▶ _Input rows_
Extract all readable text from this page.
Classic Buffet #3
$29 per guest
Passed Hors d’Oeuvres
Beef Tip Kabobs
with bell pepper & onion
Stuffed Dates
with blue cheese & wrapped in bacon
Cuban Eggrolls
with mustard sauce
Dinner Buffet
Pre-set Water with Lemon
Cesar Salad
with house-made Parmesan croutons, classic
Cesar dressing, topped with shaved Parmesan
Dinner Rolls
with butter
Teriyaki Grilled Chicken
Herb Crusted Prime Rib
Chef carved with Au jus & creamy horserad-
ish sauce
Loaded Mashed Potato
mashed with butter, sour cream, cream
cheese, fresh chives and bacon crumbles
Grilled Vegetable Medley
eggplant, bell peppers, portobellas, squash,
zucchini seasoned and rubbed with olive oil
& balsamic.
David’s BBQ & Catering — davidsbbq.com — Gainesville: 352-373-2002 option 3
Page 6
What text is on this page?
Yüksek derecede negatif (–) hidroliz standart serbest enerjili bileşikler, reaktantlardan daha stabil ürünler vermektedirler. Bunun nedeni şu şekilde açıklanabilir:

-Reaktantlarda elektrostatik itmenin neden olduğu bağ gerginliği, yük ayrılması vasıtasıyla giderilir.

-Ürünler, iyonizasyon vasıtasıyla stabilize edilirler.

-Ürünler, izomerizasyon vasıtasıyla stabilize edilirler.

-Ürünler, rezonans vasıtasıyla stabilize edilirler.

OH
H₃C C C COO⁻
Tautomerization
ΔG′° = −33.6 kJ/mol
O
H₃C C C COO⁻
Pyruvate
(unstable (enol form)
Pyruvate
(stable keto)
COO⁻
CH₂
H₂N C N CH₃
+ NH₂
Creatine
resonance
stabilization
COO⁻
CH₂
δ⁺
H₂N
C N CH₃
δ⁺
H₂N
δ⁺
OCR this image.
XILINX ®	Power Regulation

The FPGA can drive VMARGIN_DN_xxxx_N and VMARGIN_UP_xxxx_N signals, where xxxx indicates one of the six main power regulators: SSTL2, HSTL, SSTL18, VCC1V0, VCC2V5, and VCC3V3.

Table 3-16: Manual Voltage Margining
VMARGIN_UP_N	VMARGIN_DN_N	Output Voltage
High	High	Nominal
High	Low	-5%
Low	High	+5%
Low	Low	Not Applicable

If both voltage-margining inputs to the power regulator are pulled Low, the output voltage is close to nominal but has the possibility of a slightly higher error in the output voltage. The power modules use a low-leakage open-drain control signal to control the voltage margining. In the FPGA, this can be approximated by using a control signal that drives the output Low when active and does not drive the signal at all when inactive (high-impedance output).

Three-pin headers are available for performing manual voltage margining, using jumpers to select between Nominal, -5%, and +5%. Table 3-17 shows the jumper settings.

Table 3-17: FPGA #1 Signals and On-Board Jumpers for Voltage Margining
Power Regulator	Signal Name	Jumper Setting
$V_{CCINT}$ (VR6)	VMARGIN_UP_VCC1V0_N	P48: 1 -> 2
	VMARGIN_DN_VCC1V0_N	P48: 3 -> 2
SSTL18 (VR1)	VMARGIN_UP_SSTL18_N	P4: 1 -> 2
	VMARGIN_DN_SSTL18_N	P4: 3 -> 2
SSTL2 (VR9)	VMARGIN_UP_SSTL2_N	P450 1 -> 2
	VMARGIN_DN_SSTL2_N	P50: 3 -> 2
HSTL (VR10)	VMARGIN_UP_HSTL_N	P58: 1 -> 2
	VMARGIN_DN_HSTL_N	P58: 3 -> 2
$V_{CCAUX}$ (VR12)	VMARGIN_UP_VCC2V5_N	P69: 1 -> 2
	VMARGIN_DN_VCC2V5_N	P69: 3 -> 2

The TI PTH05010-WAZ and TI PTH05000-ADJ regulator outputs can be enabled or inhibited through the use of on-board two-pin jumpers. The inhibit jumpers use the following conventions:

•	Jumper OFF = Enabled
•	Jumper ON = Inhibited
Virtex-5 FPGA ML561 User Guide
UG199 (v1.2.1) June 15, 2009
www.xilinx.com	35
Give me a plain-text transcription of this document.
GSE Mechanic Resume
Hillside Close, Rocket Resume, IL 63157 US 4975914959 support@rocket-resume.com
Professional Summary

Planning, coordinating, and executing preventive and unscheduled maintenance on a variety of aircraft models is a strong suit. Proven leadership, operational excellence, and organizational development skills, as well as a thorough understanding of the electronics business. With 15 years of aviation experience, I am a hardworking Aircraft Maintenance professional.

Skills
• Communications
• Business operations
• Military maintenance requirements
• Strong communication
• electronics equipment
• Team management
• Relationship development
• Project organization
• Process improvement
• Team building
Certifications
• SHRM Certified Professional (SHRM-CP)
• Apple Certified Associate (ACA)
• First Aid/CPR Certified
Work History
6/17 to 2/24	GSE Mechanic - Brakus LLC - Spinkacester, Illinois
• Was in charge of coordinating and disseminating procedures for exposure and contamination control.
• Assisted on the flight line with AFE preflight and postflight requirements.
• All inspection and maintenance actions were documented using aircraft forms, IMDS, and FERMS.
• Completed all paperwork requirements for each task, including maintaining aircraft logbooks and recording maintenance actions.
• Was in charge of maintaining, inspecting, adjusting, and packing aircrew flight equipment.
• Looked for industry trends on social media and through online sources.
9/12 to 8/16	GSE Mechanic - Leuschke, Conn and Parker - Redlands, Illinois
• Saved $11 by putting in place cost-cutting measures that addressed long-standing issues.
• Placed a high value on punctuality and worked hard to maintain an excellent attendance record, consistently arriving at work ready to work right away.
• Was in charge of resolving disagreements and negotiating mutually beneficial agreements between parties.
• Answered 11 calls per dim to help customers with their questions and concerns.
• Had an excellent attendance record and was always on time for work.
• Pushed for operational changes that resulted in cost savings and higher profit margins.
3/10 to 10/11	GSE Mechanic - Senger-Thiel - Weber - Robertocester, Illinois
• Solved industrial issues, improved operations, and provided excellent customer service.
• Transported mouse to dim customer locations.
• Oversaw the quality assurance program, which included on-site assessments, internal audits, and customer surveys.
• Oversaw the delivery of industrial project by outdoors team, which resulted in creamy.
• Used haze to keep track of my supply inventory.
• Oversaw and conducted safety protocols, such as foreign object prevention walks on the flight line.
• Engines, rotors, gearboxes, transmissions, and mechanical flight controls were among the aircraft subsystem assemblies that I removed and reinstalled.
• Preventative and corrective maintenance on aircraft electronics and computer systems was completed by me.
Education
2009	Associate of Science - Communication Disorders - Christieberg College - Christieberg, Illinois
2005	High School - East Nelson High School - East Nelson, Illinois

▶ _Task requirements_
Copy every record above exactly as it appears.

▶ _Problem solution_
Extract all readable text from this page.
Classic Buffet #3
$29 per guest
Passed Hors d’Oeuvres
Beef Tip Kabobs
with bell pepper & onion
Stuffed Dates
with blue cheese & wrapped in bacon
Cuban Eggrolls
with mustard sauce
Dinner Buffet
Pre-set Water with Lemon
Cesar Salad
with house-made Parmesan croutons, classic
Cesar dressing, topped with shaved Parmesan
Dinner Rolls
with butter
Teriyaki Grilled Chicken
Herb Crusted Prime Rib
Chef carved with Au jus & creamy horserad-
ish sauce
Loaded Mashed Potato
mashed with butter, sour cream, cream
cheese, fresh chives and bacon crumbles
Grilled Vegetable Medley
eggplant, bell peppers, portobellas, squash,
zucchini seasoned and rubbed with olive oil
& balsamic.
David’s BBQ & Catering — davidsbbq.com — Gainesville: 352-373-2002 option 3
Page 6
What text is on this page?
Yüksek derecede negatif (–) hidroliz standart serbest enerjili bileşikler, reaktantlardan daha stabil ürünler vermektedirler. Bunun nedeni şu şekilde açıklanabilir:

-Reaktantlarda elektrostatik itmenin neden olduğu bağ gerginliği, yük ayrılması vasıtasıyla giderilir.

-Ürünler, iyonizasyon vasıtasıyla stabilize edilirler.

-Ürünler, izomerizasyon vasıtasıyla stabilize edilirler.

-Ürünler, rezonans vasıtasıyla stabilize edilirler.

OH
H₃C C C COO⁻
Tautomerization
ΔG′° = −33.6 kJ/mol
O
H₃C C C COO⁻
Pyruvate
(unstable (enol form)
Pyruvate
(stable keto)
COO⁻
CH₂
H₂N C N CH₃
+ NH₂
Creatine
resonance
stabilization
COO⁻
CH₂
δ⁺
H₂N
C N CH₃
δ⁺
H₂N
δ⁺
OCR this image.
XILINX ®	Power Regulation

The FPGA can drive VMARGIN_DN_xxxx_N and VMARGIN_UP_xxxx_N signals, where xxxx indicates one of the six main power regulators: SSTL2, HSTL, SSTL18, VCC1V0, VCC2V5, and VCC3V3.

Table 3-16: Manual Voltage Margining
VMARGIN_UP_N	VMARGIN_DN_N	Output Voltage
High	High	Nominal
High	Low	-5%
Low	High	+5%
Low	Low	Not Applicable

If both voltage-margining inputs to the power regulator are pulled Low, the output voltage is close to nominal but has the possibility of a slightly higher error in the output voltage. The power modules use a low-leakage open-drain control signal to control the voltage margining. In the FPGA, this can be approximated by using a control signal that drives the output Low when active and does not drive the signal at all when inactive (high-impedance output).

Three-pin headers are available for performing manual voltage margining, using jumpers to select between Nominal, -5%, and +5%. Table 3-17 shows the jumper settings.

Table 3-17: FPGA #1 Signals and On-Board Jumpers for Voltage Margining
Power Regulator	Signal Name	Jumper Setting
$V_{CCINT}$ (VR6)	VMARGIN_UP_VCC1V0_N	P48: 1 -> 2
	VMARGIN_DN_VCC1V0_N	P48: 3 -> 2
SSTL18 (VR1)	VMARGIN_UP_SSTL18_N	P4: 1 -> 2
	VMARGIN_DN_SSTL18_N	P4: 3 -> 2
SSTL2 (VR9)	VMARGIN_UP_SSTL2_N	P450 1 -> 2
	VMARGIN_DN_SSTL2_N	P50: 3 -> 2
HSTL (VR10)	VMARGIN_UP_HSTL_N	P58: 1 -> 2
	VMARGIN_DN_HSTL_N	P58: 3 -> 2
$V_{CCAUX}$ (VR12)	VMARGIN_UP_VCC2V5_N	P69: 1 -> 2
	VMARGIN_DN_VCC2V5_N	P69: 3 -> 2

The TI PTH05010-WAZ and TI PTH05000-ADJ regulator outputs can be enabled or inhibited through the use of on-board two-pin jumpers. The inhibit jumpers use the following conventions:

•	Jumper OFF = Enabled
•	Jumper ON = Inhibited
Virtex-5 FPGA ML561 User Guide
UG199 (v1.2.1) June 15, 2009
www.xilinx.com	35
Give me a plain-text transcription of this document.
GSE Mechanic Resume
Hillside Close, Rocket Resume, IL 63157 US 4975914959 support@rocket-resume.com
Professional Summary

Planning, coordinating, and executing preventive and unscheduled maintenance on a variety of aircraft models is a strong suit. Proven leadership, operational excellence, and organizational development skills, as well as a thorough understanding of the electronics business. With 15 years of aviation experience, I am a hardworking Aircraft Maintenance professional.

Skills
• Communications
• Business operations
• Military maintenance requirements
• Strong communication
• electronics equipment
• Team management
• Relationship development
• Project organization
• Process improvement
• Team building
Certifications
• SHRM Certified Professional (SHRM-CP)
• Apple Certified Associate (ACA)
• First Aid/CPR Certified
Work History
6/17 to 2/24	GSE Mechanic - Brakus LLC - Spinkacester, Illinois
• Was in charge of coordinating and disseminating procedures for exposure and contamination control.
• Assisted on the flight line with AFE preflight and postflight requirements.
• All inspection and maintenance actions were documented using aircraft forms, IMDS, and FERMS.
• Completed all paperwork requirements for each task, including maintaining aircraft logbooks and recording maintenance actions.
• Was in charge of maintaining, inspecting, adjusting, and packing aircrew flight equipment.
• Looked for industry trends on social media and through online sources.
9/12 to 8/16	GSE Mechanic - Leuschke, Conn and Parker - Redlands, Illinois
• Saved $11 by putting in place cost-cutting measures that addressed long-standing issues.
• Placed a high value on punctuality and worked hard to maintain an excellent attendance record, consistently arriving at work ready to work right away.
• Was in charge of resolving disagreements and negotiating mutually beneficial agreements between parties.
• Answered 11 calls per dim to help customers with their questions and concerns.
• Had an excellent attendance record and was always on time for work.
• Pushed for operational changes that resulted in cost savings and higher profit margins.
3/10 to 10/11	GSE Mechanic - Senger-Thiel - Weber - Robertocester, Illinois
• Solved industrial issues, improved operations, and provided excellent customer service.
• Transported mouse to dim customer locations.
• Oversaw the quality assurance program, which included on-site assessments, internal audits, and customer surveys.
• Oversaw the delivery of industrial project by outdoors team, which resulted in creamy.
• Used haze to keep track of my supply inventory.
• Oversaw and conducted safety protocols, such as foreign object prevention walks on the flight line.
• Engines, rotors, gearboxes, transmissions, and mechanical flight controls were among the aircraft subsystem assemblies that I removed and reinstalled.
• Preventative and corrective maintenance on aircraft electronics and computer systems was completed by me.
Education
2009	Associate of Science - Communication Disorders - Christieberg College - Christieberg, Illinois
2005	High School - East Nelson High School - East Nelson, Illinois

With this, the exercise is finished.